*Page text*

* * *

Written By Sean Jeans Gail

On September 28, the Chicago Tribune published an editorial attacking the Midwest high performance passenger rail program as “a ridiculously expensive dream.” The editorial ("Higher and higher; You thought high-speed rail already was a boondoggle? Listen to this") based much of its attack on a mistaken analysis of the difference between the 110 mph top speed that will result from the work currently being done between Chicago and St. Louis, and the 125 mph standard specifications established by the Next Generation Corridor Equipment Pool Committee. NARP President Ross Capon corrected this error in a letter published by theTribune yesterday (free with subscription):

We support the steady work of federal, state and local governments to improve passenger train service on the Chicago-St. Louis line. Your editorial attack on the case for new locomotives that can go 125 mph locomotives is off base.

The locomotives are to be acquired as part of a joint procurement by several states. Such procurements offer significant economies of scale. Michigan is testing a grade-crossing barrier that will allow 125 mph. California is getting ready to build 125-mph track. And the new diesels will be able to provide 125-mph service linking points off the electrified Northeast Corridor with points on the corridor.

But the real issue is not top speed. It is taking advantage of passenger-design developments that have not been offered in the 110-mph version rather than reusing a design based on freight locomotives. The proposed locomotives are more fuel-efficient than the older design. They will be 15-plus tons lighter than Amtrak's current standard diesel locomotive. They will emit 76 percent less particulate matter and 70 percent less nitrogen oxides, fulfilling the U.S. Environmental Protection Agency's tough new Tier IV emissions limits. They will run faster schedules even where top speed limits are relatively low.

The envisioned locomotive that complies with U.S. safety regulations ultimately benefits Metra, other commuter railroads and Amtrak's long-distance trains. That's because it will facilitate development of related, modern designs useful even for services limited to a top speed of 79 mph.

* * *

*Tasks*
1. In the passenger rail text, translate this sentence into Spanish: "Such procurements offer significant economies of scale."
2. Decide whether each statement agrees with the passenger rail text, answering yes or no and quoting the words of the text that settle it. (a) The Chicago Tribune editorial was published on September 28. (b) The proposed locomotives will be heavier than Amtrak's current standard diesel locomotive. (c) California is testing a grade-crossing barrier that will allow 125 mph.

* * *

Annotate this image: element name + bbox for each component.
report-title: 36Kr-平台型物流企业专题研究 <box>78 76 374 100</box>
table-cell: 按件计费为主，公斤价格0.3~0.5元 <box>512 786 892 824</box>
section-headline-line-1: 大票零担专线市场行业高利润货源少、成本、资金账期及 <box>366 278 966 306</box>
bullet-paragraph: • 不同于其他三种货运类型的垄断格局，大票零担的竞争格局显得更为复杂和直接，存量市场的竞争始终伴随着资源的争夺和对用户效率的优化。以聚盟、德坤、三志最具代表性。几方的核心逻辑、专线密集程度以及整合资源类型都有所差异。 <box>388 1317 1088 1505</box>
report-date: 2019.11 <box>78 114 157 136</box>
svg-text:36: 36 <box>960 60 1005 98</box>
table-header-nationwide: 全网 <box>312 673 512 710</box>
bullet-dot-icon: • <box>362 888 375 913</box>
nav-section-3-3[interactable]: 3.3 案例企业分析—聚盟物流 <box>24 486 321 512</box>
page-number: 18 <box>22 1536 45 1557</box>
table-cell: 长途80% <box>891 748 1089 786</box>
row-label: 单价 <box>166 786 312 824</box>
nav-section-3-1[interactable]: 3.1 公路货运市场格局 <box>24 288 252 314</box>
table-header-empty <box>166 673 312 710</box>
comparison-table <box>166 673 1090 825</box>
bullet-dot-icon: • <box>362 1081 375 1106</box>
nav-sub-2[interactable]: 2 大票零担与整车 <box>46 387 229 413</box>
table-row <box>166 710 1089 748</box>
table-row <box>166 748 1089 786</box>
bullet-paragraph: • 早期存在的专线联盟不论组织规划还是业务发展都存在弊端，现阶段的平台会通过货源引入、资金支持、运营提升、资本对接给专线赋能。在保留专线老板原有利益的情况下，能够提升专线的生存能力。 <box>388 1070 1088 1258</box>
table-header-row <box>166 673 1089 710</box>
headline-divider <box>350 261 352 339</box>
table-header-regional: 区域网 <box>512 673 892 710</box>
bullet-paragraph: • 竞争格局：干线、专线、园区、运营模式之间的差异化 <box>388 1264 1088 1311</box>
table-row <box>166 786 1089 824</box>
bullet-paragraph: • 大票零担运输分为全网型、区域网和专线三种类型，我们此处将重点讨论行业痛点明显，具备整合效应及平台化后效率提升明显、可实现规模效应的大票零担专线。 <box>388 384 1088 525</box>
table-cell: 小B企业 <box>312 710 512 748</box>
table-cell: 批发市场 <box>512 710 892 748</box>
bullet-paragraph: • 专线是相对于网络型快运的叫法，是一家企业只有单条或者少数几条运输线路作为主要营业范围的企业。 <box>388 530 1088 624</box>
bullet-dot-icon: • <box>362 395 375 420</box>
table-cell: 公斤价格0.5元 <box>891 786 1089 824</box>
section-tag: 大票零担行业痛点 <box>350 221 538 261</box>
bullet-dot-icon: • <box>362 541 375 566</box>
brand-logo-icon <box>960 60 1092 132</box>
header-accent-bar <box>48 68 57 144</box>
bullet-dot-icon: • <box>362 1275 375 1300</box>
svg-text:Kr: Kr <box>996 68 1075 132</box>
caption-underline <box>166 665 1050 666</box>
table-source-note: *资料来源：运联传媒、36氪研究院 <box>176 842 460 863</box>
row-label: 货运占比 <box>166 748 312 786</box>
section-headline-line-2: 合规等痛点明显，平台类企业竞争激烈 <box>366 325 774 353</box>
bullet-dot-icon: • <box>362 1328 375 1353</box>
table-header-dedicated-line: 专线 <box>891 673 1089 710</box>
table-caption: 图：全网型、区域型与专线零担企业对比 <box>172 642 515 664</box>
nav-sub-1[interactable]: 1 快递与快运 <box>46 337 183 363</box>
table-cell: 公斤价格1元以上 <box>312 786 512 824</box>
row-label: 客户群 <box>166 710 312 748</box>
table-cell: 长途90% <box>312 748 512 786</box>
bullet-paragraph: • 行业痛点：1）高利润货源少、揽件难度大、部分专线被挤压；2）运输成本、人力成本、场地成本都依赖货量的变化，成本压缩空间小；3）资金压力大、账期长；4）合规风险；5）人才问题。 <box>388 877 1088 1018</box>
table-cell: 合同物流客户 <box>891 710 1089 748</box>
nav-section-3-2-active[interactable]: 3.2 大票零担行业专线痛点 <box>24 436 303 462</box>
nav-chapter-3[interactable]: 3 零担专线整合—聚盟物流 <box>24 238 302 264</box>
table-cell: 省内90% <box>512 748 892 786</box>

* * *

*Solution set*
1. Tales adquisiciones ofrecen importantes economías de escala.

2.
(a) Yes: "On September 28, the Chicago Tribune published an editorial"
(b) No: "They will be 15-plus tons lighter than Amtrak's current standard diesel locomotive."
(c) No: "Michigan is testing a grade-crossing barrier that will allow 125 mph."